■ Text to read:
────────────────

Another difference sustaining the two rates is that the suburban rate includes the cost of fire-protection service while the urban rate does not. Within the city of Milwaukee the cost of fire protection is paid by the taxpayers through the city and is not paid by the consumers, the retail customers of the utility. Fire protection is an expensive service rendered by the utility, because it involves having an adequate supply of water ready at all times regardless of whether it is actually used. The utility decided, as it might properly do, to collect its expense of this sort from appellant by including a charge in the general rate. The city of Milwaukee cannot tax the suburb or its inhabitants as it does the taxpayers within its limits to pay for this service.
Finally, the complaint shows that the service rendered to the suburb was wholesale while that rendered to the urban consumers was retail. Appellant itself is a utility, buying water for resale; it owns its own distribution system. This purchase of water for resale may be used as a proper factor to consider in classifying service. Sec. 196.02(2), Stats.
The commission found that the service to the appellant was different from that rendered to urban consumers. The orders indicate that it considered cost factors. So far as the record before us discloses, the commission acted within its authority and upon competent evidence in making this classification of service. Once it is established that the services are different, a difference in the rates for each is immaterial so far as lawfulness is concerned. It may be of importance in the question of reasonableness, but that is not before us now. Neither does a difference in the rate of return accorded the utility by the two different rates affect the lawfulness of the rate charged appellant where standing by itself there is no question of unreasonableness. The rates charged appellant give the utility a four per cent return on its investment, although a rate of five and one-half per cent would be reasonable. No right of appellant is invaded by the utility waiving part of its return from its urban customers. The rates, toils, and charges are required to conform to a proper classification when made. If the service rendered to the Fox Point utility is in some fair and reasonable sense distinct or different from the service rendered to urban users, then conforming the schedule of rates to this classification was warranted. When the classification is justified, the question of discrimination is confined to members of the class, to those who are receiving and paying for a like service. There is to be no gain of one of a class at the expense of another of the same class. The order sustaining the demurrer on the point of classification must be upheld. Since we have concluded that the two services are in fact dissimilar, there is no need to, consider what weight under other circumstances might be given to the location of the consumer or the relationships of the different consumers to the utility or the effect of sec. 66.06(14)(a)6, Stats., which provides that rates for service outside the city limits "except as to water furnished directly to county or other municipal properties, shall not be less than one quarter more than those charged to the inhabitants of the city for like use of water."

────────────────

■ Data block:
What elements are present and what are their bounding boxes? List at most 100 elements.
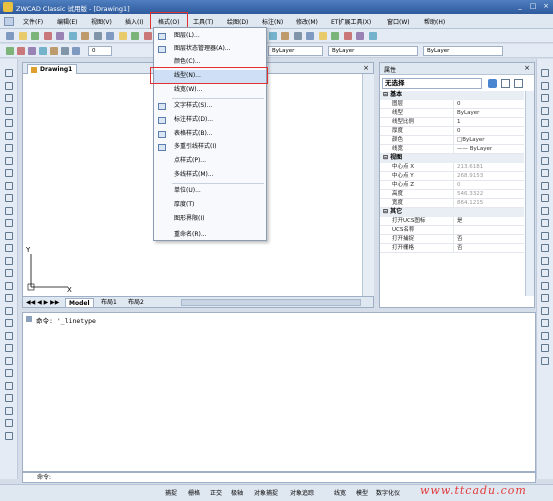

────────────────

■ Exercises to complete:
a: Using the water-rate opinion, answer these:
(i) Within the city of Milwaukee, who pays the cost of fire protection?
(ii) The complaint shows the service to the suburb was of what kind, and the service to urban consumers of what kind?
(iii) What return on its investment do the rates charged appellant give the utility?
b: Reproduce the water-rate opinion word for word, beginning at the words "Another difference sustaining" and stopping after "for this service.".
Answer from the water-rate opinion alone.

■ Outputs:
a:
(i) The taxpayers, through the city.
(ii) The service to the suburb was wholesale; the service to urban consumers was retail.
(iii) Four per cent.

b:
Another difference sustaining the two rates is that the suburban rate includes the cost of fire-protection service while the urban rate does not. Within the city of Milwaukee the cost of fire protection is paid by the taxpayers through the city and is not paid by the consumers, the retail customers of the utility. Fire protection is an expensive service rendered by the utility, because it involves having an adequate supply of water ready at all times regardless of whether it is actually used. The utility decided, as it might properly do, to collect its expense of this sort from appellant by including a charge in the general rate. The city of Milwaukee cannot tax the suburb or its inhabitants as it does the taxpayers within its limits to pay for this service.